[Stored entries]

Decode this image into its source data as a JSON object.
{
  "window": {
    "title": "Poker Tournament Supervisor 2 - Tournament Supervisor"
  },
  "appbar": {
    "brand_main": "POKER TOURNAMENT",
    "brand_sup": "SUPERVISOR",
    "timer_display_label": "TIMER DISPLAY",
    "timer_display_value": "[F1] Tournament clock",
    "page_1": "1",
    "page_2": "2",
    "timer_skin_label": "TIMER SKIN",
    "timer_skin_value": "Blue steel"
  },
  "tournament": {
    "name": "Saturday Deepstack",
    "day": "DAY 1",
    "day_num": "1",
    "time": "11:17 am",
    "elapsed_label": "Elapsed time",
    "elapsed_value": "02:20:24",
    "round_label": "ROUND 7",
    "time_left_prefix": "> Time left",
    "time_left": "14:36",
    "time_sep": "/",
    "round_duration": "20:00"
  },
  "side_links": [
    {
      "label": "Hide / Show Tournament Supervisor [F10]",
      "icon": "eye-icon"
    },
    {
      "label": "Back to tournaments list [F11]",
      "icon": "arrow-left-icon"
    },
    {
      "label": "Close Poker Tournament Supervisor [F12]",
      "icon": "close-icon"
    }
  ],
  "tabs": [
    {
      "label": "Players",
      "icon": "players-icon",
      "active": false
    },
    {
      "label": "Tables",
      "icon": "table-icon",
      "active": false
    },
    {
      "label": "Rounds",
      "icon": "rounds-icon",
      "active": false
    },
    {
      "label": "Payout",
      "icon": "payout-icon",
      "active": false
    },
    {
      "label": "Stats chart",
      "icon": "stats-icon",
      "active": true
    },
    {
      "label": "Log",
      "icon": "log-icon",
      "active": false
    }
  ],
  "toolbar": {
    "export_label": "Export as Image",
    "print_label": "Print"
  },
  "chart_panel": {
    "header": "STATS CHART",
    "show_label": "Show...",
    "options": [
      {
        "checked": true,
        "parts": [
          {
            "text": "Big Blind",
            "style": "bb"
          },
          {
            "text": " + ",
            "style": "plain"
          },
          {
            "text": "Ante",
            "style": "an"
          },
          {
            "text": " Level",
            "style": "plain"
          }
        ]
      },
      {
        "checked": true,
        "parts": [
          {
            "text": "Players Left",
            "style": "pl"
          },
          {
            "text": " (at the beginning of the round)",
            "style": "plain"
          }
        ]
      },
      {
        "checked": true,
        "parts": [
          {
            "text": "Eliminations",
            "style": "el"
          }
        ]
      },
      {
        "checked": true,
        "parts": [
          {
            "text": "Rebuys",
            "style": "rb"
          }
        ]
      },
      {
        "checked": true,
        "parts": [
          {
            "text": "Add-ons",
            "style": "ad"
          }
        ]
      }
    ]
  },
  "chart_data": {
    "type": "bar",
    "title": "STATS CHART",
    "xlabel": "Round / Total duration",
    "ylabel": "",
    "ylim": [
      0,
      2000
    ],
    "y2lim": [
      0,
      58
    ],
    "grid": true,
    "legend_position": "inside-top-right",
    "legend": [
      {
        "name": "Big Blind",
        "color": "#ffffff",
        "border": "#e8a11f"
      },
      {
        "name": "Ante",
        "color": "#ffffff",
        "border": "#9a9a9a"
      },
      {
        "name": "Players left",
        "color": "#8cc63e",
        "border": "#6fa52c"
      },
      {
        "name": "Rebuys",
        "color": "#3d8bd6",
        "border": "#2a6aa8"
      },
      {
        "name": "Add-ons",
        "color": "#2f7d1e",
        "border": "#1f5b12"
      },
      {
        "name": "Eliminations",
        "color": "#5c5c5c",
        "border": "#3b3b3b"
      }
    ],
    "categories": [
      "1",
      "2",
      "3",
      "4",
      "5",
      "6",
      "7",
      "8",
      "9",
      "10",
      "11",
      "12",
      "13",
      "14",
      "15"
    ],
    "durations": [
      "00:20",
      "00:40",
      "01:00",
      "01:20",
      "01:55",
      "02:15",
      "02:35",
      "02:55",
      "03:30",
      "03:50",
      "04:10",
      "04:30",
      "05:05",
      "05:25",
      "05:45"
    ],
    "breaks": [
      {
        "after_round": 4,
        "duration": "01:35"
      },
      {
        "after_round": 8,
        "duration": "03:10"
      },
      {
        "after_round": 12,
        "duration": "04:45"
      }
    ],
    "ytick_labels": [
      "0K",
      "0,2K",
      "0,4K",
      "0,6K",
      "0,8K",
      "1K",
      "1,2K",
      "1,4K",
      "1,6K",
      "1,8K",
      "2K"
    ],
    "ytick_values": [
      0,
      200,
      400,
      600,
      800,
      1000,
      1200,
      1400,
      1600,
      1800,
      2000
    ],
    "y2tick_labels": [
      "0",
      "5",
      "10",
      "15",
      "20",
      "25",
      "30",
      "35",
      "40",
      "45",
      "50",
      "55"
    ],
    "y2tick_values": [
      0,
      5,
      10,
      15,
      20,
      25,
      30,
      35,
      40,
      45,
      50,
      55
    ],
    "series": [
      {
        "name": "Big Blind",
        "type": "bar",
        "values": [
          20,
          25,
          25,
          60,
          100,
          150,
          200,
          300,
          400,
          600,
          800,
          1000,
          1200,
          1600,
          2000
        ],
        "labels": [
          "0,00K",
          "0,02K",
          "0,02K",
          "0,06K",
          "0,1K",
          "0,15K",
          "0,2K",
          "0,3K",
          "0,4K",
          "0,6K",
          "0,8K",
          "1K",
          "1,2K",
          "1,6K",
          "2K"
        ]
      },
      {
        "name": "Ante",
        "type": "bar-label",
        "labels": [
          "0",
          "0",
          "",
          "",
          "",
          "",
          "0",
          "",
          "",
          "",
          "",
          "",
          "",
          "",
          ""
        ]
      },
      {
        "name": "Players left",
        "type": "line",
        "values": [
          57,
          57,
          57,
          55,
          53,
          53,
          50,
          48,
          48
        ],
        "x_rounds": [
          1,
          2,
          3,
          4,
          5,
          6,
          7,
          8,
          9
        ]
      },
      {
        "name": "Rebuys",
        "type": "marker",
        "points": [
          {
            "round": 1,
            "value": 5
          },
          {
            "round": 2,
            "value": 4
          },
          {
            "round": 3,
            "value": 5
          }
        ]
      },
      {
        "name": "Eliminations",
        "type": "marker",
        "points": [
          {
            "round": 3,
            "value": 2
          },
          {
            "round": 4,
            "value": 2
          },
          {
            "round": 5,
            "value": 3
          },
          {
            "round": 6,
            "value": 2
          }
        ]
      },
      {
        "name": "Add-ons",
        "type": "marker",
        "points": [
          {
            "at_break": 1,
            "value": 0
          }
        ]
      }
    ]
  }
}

* _Do this_
All of the records must be retyped exactly as they are.

* _Exercise output_
Decode this image into its source data as a JSON object.
{
  "window": {
    "title": "Poker Tournament Supervisor 2 - Tournament Supervisor"
  },
  "appbar": {
    "brand_main": "POKER TOURNAMENT",
    "brand_sup": "SUPERVISOR",
    "timer_display_label": "TIMER DISPLAY",
    "timer_display_value": "[F1] Tournament clock",
    "page_1": "1",
    "page_2": "2",
    "timer_skin_label": "TIMER SKIN",
    "timer_skin_value": "Blue steel"
  },
  "tournament": {
    "name": "Saturday Deepstack",
    "day": "DAY 1",
    "day_num": "1",
    "time": "11:17 am",
    "elapsed_label": "Elapsed time",
    "elapsed_value": "02:20:24",
    "round_label": "ROUND 7",
    "time_left_prefix": "> Time left",
    "time_left": "14:36",
    "time_sep": "/",
    "round_duration": "20:00"
  },
  "side_links": [
    {
      "label": "Hide / Show Tournament Supervisor [F10]",
      "icon": "eye-icon"
    },
    {
      "label": "Back to tournaments list [F11]",
      "icon": "arrow-left-icon"
    },
    {
      "label": "Close Poker Tournament Supervisor [F12]",
      "icon": "close-icon"
    }
  ],
  "tabs": [
    {
      "label": "Players",
      "icon": "players-icon",
      "active": false
    },
    {
      "label": "Tables",
      "icon": "table-icon",
      "active": false
    },
    {
      "label": "Rounds",
      "icon": "rounds-icon",
      "active": false
    },
    {
      "label": "Payout",
      "icon": "payout-icon",
      "active": false
    },
    {
      "label": "Stats chart",
      "icon": "stats-icon",
      "active": true
    },
    {
      "label": "Log",
      "icon": "log-icon",
      "active": false
    }
  ],
  "toolbar": {
    "export_label": "Export as Image",
    "print_label": "Print"
  },
  "chart_panel": {
    "header": "STATS CHART",
    "show_label": "Show...",
    "options": [
      {
        "checked": true,
        "parts": [
          {
            "text": "Big Blind",
            "style": "bb"
          },
          {
            "text": " + ",
            "style": "plain"
          },
          {
            "text": "Ante",
            "style": "an"
          },
          {
            "text": " Level",
            "style": "plain"
          }
        ]
      },
      {
        "checked": true,
        "parts": [
          {
            "text": "Players Left",
            "style": "pl"
          },
          {
            "text": " (at the beginning of the round)",
            "style": "plain"
          }
        ]
      },
      {
        "checked": true,
        "parts": [
          {
            "text": "Eliminations",
            "style": "el"
          }
        ]
      },
      {
        "checked": true,
        "parts": [
          {
            "text": "Rebuys",
            "style": "rb"
          }
        ]
      },
      {
        "checked": true,
        "parts": [
          {
            "text": "Add-ons",
            "style": "ad"
          }
        ]
      }
    ]
  },
  "chart_data": {
    "type": "bar",
    "title": "STATS CHART",
    "xlabel": "Round / Total duration",
    "ylabel": "",
    "ylim": [
      0,
      2000
    ],
    "y2lim": [
      0,
      58
    ],
    "grid": true,
    "legend_position": "inside-top-right",
    "legend": [
      {
        "name": "Big Blind",
        "color": "#ffffff",
        "border": "#e8a11f"
      },
      {
        "name": "Ante",
        "color": "#ffffff",
        "border": "#9a9a9a"
      },
      {
        "name": "Players left",
        "color": "#8cc63e",
        "border": "#6fa52c"
      },
      {
        "name": "Rebuys",
        "color": "#3d8bd6",
        "border": "#2a6aa8"
      },
      {
        "name": "Add-ons",
        "color": "#2f7d1e",
        "border": "#1f5b12"
      },
      {
        "name": "Eliminations",
        "color": "#5c5c5c",
        "border": "#3b3b3b"
      }
    ],
    "categories": [
      "1",
      "2",
      "3",
      "4",
      "5",
      "6",
      "7",
      "8",
      "9",
      "10",
      "11",
      "12",
      "13",
      "14",
      "15"
    ],
    "durations": [
      "00:20",
      "00:40",
      "01:00",
      "01:20",
      "01:55",
      "02:15",
      "02:35",
      "02:55",
      "03:30",
      "03:50",
      "04:10",
      "04:30",
      "05:05",
      "05:25",
      "05:45"
    ],
    "breaks": [
      {
        "after_round": 4,
        "duration": "01:35"
      },
      {
        "after_round": 8,
        "duration": "03:10"
      },
      {
        "after_round": 12,
        "duration": "04:45"
      }
    ],
    "ytick_labels": [
      "0K",
      "0,2K",
      "0,4K",
      "0,6K",
      "0,8K",
      "1K",
      "1,2K",
      "1,4K",
      "1,6K",
      "1,8K",
      "2K"
    ],
    "ytick_values": [
      0,
      200,
      400,
      600,
      800,
      1000,
      1200,
      1400,
      1600,
      1800,
      2000
    ],
    "y2tick_labels": [
      "0",
      "5",
      "10",
      "15",
      "20",
      "25",
      "30",
      "35",
      "40",
      "45",
      "50",
      "55"
    ],
    "y2tick_values": [
      0,
      5,
      10,
      15,
      20,
      25,
      30,
      35,
      40,
      45,
      50,
      55
    ],
    "series": [
      {
        "name": "Big Blind",
        "type": "bar",
        "values": [
          20,
          25,
          25,
          60,
          100,
          150,
          200,
          300,
          400,
          600,
          800,
          1000,
          1200,
          1600,
          2000
        ],
        "labels": [
          "0,00K",
          "0,02K",
          "0,02K",
          "0,06K",
          "0,1K",
          "0,15K",
          "0,2K",
          "0,3K",
          "0,4K",
          "0,6K",
          "0,8K",
          "1K",
          "1,2K",
          "1,6K",
          "2K"
        ]
      },
      {
        "name": "Ante",
        "type": "bar-label",
        "labels": [
          "0",
          "0",
          "",
          "",
          "",
          "",
          "0",
          "",
          "",
          "",
          "",
          "",
          "",
          "",
          ""
        ]
      },
      {
        "name": "Players left",
        "type": "line",
        "values": [
          57,
          57,
          57,
          55,
          53,
          53,
          50,
          48,
          48
        ],
        "x_rounds": [
          1,
          2,
          3,
          4,
          5,
          6,
          7,
          8,
          9
        ]
      },
      {
        "name": "Rebuys",
        "type": "marker",
        "points": [
          {
            "round": 1,
            "value": 5
          },
          {
            "round": 2,
            "value": 4
          },
          {
            "round": 3,
            "value": 5
          }
        ]
      },
      {
        "name": "Eliminations",
        "type": "marker",
        "points": [
          {
            "round": 3,
            "value": 2
          },
          {
            "round": 4,
            "value": 2
          },
          {
            "round": 5,
            "value": 3
          },
          {
            "round": 6,
            "value": 2
          }
        ]
      },
      {
        "name": "Add-ons",
        "type": "marker",
        "points": [
          {
            "at_break": 1,
            "value": 0
          }
        ]
      }
    ]
  }
}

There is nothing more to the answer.